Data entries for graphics

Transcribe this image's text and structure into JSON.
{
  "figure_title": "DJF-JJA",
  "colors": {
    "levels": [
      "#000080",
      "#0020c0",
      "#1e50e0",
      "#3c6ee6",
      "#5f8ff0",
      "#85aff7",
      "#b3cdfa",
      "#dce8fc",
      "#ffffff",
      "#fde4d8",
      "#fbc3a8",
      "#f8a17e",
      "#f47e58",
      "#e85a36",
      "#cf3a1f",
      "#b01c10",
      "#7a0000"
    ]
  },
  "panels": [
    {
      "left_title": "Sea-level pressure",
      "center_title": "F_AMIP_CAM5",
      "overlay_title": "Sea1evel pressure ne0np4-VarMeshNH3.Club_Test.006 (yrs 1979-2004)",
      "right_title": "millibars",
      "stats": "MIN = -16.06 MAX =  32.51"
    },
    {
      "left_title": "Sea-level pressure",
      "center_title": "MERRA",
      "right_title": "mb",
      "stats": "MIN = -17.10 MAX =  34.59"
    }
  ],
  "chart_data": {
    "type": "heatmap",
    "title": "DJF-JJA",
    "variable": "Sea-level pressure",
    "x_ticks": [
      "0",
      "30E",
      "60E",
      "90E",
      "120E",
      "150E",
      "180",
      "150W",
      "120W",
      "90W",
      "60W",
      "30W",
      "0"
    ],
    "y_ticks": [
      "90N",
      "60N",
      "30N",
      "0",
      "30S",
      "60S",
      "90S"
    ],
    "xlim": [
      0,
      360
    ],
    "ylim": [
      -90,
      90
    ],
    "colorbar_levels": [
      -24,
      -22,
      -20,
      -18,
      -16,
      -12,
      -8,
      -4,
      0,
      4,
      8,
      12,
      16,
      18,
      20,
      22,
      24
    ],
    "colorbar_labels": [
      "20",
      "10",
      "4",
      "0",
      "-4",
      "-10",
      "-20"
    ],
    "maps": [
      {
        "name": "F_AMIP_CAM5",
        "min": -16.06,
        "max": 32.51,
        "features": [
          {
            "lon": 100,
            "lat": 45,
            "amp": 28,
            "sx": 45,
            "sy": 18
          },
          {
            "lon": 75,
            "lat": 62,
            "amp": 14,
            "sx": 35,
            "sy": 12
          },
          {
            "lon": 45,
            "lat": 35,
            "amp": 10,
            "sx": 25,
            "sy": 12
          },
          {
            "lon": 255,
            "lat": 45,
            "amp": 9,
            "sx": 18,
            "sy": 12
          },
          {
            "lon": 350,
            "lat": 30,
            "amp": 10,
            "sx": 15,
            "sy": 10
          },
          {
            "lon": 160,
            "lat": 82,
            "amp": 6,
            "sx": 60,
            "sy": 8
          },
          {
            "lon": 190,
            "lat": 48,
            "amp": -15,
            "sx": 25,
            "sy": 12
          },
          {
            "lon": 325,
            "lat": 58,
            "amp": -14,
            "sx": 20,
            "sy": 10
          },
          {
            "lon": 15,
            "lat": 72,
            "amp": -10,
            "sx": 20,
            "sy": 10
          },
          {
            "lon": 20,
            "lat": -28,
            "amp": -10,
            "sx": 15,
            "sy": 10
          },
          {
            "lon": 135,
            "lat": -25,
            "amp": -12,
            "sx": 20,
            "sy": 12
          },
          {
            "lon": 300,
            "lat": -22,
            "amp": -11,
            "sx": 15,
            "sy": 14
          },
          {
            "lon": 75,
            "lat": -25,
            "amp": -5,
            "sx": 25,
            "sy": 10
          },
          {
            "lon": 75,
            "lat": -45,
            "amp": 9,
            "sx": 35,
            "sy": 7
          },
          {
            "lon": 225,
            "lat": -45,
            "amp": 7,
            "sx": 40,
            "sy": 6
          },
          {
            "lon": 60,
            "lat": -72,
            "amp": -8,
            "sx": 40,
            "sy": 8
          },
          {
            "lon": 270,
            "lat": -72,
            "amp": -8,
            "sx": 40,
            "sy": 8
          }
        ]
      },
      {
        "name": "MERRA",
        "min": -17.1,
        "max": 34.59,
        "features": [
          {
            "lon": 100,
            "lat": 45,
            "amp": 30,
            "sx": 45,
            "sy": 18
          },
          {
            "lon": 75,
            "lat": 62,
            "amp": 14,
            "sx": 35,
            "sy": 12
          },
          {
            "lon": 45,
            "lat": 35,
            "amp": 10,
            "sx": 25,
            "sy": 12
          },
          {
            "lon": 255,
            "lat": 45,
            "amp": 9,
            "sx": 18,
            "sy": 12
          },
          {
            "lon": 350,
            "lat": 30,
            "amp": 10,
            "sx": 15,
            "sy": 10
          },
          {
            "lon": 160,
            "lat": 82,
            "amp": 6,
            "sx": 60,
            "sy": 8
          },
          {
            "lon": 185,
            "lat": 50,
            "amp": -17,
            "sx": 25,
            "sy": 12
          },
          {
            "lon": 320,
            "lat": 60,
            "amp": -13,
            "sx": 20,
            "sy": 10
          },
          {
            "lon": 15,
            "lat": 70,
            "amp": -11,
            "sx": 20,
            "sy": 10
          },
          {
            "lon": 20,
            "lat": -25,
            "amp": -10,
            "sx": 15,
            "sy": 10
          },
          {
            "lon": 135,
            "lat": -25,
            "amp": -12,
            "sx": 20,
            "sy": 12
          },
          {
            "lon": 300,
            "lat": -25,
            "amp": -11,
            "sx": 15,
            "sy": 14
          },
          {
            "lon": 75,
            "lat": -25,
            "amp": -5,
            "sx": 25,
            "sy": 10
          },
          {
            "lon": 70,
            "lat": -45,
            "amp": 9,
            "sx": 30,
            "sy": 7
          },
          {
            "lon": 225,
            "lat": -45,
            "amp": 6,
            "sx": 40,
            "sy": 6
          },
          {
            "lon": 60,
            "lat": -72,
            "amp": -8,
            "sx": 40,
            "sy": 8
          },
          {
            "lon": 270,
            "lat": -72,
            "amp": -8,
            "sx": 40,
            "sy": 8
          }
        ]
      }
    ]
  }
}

## PROBLEM REQUIREMENTS
Look through the entries above; copy every line holding the string "stats".

## ANSWER TO THE PROBLEM
      "stats": "MIN = -16.06 MAX =  32.51"
      "stats": "MIN = -17.10 MAX =  34.59"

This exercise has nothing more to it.